* EXERCISE OBJECTIVE *
Look for the string "name" in the lines and copy each line that has it.
+-------+
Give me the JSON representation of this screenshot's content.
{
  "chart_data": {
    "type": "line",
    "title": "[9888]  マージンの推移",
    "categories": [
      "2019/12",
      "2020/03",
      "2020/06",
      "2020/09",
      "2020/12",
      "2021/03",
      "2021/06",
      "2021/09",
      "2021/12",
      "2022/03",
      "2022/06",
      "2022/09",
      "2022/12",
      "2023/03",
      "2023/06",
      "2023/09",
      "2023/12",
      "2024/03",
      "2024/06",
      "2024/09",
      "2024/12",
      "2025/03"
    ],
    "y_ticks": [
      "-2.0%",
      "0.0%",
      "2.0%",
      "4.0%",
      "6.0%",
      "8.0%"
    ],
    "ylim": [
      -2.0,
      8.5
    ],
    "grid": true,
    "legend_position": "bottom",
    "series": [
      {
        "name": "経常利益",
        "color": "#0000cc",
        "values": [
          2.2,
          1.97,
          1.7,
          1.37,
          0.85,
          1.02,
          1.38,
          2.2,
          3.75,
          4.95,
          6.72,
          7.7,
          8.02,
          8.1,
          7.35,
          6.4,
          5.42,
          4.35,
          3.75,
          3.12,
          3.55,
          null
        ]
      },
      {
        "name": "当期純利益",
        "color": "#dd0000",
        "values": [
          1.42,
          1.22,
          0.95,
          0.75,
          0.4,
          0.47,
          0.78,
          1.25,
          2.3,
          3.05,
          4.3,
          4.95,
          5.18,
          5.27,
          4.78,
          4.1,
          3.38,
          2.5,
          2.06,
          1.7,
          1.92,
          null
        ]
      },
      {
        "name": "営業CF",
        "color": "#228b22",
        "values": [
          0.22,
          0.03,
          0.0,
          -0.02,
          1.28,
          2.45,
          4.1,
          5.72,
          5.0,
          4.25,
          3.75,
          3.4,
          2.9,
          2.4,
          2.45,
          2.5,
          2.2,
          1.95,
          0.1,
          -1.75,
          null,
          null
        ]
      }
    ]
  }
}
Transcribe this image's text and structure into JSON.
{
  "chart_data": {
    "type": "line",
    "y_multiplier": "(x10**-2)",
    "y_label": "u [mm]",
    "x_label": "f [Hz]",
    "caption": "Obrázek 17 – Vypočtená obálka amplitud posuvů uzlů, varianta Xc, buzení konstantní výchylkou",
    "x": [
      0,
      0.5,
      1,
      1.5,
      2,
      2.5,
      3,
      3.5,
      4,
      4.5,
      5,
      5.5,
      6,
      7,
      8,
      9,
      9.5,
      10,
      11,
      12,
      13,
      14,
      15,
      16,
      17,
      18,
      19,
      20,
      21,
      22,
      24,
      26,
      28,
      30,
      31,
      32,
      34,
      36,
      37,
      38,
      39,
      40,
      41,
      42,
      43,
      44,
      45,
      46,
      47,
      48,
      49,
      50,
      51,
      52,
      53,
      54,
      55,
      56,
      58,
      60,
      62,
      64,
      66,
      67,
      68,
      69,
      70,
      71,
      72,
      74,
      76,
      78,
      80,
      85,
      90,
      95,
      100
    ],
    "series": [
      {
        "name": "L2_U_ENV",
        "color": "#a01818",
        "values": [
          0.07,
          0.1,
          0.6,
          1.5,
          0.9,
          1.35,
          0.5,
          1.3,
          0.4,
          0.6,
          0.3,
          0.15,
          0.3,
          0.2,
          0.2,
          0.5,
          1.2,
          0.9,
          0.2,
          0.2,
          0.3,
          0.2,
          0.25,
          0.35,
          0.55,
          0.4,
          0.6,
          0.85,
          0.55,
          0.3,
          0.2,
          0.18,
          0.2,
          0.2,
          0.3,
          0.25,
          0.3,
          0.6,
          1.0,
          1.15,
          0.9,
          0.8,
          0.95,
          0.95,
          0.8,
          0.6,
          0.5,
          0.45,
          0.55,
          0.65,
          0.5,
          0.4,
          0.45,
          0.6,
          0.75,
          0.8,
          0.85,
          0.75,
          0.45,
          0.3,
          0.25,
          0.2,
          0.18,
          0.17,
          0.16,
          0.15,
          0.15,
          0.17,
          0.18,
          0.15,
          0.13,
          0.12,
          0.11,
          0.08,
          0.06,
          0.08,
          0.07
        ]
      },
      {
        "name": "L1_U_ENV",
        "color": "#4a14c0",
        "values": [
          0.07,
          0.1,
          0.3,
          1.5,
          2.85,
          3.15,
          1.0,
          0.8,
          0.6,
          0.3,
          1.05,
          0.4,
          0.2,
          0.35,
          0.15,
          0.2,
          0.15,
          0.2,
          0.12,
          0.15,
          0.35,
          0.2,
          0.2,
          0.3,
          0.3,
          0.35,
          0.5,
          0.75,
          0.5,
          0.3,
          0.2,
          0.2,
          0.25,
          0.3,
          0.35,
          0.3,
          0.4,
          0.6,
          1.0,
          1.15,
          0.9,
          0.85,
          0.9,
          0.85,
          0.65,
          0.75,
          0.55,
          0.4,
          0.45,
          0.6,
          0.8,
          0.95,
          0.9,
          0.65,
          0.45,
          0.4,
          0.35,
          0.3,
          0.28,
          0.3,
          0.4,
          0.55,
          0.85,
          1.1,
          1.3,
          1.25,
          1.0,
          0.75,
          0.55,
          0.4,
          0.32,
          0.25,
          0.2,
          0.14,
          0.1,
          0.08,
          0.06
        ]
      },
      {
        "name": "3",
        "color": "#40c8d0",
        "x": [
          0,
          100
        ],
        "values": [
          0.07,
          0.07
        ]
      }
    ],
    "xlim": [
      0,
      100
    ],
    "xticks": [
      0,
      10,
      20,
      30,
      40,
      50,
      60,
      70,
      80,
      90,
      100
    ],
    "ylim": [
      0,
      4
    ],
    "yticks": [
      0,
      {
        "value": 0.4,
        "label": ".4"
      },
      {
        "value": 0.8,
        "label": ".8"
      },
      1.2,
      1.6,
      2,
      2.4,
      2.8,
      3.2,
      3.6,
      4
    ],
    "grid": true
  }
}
+-------+
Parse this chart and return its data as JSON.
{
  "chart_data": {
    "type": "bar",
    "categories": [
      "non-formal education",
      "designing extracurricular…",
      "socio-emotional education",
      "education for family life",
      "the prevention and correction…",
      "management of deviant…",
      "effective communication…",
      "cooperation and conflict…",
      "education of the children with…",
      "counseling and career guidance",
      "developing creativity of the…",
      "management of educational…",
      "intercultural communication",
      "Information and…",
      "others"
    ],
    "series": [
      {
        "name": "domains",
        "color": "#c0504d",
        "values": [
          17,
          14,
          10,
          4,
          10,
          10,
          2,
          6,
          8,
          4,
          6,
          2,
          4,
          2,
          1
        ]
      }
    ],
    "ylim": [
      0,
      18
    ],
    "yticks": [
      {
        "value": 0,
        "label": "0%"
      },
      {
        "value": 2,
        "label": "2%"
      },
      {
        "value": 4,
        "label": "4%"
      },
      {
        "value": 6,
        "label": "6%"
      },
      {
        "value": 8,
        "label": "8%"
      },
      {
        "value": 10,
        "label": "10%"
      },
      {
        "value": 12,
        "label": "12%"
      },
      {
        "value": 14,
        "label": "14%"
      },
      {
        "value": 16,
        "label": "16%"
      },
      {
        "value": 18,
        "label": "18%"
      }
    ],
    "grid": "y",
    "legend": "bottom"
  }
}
+-------+
* THE REPLY *
        "name": "経常利益",
        "name": "当期純利益",
        "name": "営業CF",
        "name": "L2_U_ENV",
        "name": "L1_U_ENV",
        "name": "3",
        "name": "domains",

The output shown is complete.